Look through the data below. Show each line where the string "絞め付ける" occurs.

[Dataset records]

========

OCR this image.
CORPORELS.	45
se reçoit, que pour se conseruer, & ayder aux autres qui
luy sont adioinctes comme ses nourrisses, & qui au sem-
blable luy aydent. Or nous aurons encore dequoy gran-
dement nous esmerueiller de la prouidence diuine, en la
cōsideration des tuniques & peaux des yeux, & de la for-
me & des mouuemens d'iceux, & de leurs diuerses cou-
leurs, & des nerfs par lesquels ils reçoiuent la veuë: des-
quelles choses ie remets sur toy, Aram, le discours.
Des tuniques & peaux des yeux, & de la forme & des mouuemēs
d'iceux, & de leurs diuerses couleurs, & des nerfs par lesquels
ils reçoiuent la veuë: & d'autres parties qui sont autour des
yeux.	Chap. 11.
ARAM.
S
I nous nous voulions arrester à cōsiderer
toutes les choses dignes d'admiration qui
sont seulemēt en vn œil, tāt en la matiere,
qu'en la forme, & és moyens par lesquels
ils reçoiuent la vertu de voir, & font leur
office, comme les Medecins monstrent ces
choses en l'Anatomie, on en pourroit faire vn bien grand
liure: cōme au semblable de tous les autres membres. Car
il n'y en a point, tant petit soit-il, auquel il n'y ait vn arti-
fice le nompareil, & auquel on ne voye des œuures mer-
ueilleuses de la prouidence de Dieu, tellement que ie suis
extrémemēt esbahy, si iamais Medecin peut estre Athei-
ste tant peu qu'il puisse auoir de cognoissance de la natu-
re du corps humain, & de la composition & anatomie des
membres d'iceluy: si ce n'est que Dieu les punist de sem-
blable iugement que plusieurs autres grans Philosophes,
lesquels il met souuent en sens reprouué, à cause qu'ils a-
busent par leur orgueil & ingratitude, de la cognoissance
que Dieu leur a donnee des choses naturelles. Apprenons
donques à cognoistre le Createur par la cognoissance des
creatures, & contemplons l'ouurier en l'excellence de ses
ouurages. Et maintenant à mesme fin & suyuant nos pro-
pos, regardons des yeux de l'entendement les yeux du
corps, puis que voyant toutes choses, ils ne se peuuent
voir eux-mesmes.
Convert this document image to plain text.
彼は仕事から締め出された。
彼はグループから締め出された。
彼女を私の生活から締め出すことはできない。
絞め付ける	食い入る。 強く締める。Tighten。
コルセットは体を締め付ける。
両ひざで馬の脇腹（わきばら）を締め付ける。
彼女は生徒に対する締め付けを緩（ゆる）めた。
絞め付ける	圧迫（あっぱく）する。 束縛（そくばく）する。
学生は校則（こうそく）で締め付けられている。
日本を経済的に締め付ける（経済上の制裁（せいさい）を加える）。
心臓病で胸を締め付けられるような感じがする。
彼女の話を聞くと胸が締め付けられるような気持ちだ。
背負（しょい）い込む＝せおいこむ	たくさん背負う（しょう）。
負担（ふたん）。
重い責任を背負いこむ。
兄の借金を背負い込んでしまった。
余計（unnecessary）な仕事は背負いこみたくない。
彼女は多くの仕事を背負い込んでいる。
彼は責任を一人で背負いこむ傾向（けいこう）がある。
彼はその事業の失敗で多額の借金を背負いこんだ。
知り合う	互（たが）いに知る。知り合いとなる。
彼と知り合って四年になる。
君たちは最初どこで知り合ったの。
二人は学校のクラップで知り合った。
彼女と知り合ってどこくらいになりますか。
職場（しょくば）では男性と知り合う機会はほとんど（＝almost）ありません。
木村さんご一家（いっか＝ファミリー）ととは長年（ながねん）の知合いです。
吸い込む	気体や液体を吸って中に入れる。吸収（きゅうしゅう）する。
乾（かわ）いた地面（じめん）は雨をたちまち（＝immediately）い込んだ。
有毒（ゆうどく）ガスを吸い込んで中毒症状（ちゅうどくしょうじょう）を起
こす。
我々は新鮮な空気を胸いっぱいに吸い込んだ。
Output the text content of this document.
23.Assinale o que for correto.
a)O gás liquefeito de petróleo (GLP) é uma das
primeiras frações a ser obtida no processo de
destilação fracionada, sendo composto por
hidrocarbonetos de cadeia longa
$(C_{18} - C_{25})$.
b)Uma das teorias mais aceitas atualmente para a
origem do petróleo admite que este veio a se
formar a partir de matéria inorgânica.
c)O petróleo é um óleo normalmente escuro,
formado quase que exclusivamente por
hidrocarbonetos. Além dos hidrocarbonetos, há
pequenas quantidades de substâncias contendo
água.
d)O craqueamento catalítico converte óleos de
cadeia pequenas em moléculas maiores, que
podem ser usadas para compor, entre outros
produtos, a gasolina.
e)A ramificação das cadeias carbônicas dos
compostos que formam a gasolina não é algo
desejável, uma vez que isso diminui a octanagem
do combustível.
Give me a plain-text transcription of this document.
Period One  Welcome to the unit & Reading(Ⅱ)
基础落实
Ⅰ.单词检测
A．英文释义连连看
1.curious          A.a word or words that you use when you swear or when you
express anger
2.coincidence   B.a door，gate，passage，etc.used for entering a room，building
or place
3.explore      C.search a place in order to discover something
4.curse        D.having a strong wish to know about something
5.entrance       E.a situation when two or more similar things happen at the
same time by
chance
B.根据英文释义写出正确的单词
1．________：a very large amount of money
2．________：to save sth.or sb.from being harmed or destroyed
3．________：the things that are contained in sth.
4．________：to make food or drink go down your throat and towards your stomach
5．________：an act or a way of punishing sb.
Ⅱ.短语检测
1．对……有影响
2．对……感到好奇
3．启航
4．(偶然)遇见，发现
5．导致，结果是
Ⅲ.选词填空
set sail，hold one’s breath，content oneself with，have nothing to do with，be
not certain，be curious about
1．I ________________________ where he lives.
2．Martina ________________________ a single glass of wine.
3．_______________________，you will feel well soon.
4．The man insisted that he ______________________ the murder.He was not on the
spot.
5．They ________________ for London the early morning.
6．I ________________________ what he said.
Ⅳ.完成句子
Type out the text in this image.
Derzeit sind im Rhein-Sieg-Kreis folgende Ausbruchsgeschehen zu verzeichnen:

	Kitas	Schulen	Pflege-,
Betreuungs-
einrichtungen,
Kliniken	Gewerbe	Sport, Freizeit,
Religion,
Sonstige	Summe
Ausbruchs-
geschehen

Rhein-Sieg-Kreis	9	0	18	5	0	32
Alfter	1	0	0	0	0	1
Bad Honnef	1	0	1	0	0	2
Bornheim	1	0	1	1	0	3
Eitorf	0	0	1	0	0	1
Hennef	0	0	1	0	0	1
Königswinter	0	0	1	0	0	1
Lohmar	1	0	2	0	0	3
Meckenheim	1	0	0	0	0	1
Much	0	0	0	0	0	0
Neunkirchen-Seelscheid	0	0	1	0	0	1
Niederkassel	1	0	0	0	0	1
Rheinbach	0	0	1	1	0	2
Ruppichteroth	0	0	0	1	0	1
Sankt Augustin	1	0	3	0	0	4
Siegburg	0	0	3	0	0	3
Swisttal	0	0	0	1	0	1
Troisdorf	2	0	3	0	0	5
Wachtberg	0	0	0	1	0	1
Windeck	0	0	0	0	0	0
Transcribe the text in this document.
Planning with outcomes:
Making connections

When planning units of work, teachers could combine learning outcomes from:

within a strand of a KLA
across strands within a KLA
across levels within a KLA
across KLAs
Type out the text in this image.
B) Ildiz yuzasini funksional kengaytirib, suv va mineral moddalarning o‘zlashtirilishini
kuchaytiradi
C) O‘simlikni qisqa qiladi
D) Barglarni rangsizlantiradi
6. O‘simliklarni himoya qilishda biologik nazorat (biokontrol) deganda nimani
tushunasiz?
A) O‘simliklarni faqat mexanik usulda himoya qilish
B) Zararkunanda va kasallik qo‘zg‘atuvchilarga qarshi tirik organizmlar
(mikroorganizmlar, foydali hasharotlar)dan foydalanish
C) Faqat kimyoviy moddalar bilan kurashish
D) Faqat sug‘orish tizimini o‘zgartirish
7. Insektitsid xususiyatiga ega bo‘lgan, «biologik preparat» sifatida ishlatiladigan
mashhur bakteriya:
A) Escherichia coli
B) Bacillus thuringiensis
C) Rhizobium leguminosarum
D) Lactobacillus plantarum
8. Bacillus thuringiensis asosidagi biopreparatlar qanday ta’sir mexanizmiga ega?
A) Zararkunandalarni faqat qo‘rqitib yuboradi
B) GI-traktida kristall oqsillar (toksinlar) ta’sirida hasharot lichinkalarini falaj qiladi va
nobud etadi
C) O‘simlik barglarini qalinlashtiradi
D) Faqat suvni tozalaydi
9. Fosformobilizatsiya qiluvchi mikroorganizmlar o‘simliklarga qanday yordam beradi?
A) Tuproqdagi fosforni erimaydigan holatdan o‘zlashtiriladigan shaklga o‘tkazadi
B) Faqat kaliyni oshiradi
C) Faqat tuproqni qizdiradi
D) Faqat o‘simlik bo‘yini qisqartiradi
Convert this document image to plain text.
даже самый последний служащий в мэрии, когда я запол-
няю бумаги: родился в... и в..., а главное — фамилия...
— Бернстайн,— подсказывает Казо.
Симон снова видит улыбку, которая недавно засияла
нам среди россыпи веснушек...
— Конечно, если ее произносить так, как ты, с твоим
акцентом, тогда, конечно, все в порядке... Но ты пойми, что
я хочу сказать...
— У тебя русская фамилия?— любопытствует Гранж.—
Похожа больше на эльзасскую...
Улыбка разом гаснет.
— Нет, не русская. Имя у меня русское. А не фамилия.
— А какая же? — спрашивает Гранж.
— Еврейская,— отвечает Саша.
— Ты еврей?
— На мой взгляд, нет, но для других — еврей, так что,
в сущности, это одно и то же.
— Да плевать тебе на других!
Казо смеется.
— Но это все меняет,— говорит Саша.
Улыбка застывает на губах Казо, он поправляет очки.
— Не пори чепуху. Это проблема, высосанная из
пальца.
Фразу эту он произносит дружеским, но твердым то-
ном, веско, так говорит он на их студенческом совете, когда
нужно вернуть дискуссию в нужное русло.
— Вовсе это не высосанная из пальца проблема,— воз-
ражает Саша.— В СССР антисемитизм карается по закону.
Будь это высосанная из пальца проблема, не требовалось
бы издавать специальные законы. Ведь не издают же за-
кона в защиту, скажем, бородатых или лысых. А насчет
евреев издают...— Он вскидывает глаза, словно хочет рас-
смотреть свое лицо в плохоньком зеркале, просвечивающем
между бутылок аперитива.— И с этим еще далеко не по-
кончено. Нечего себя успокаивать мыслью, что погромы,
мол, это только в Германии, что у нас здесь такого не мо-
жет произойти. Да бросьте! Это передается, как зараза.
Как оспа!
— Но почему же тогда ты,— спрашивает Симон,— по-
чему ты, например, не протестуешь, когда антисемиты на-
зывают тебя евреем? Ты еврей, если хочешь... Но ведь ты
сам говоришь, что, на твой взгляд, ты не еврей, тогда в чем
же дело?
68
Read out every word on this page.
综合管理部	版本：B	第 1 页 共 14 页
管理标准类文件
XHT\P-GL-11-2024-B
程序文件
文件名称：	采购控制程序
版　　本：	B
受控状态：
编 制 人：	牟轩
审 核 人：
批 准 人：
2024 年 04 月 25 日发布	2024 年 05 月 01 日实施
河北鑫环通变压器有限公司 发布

========

→ **COMPLETE OUTPUT**
絞め付ける	食い入る。 強く締める。Tighten。
絞め付ける	圧迫（あっぱく）する。 束縛（そくばく）する。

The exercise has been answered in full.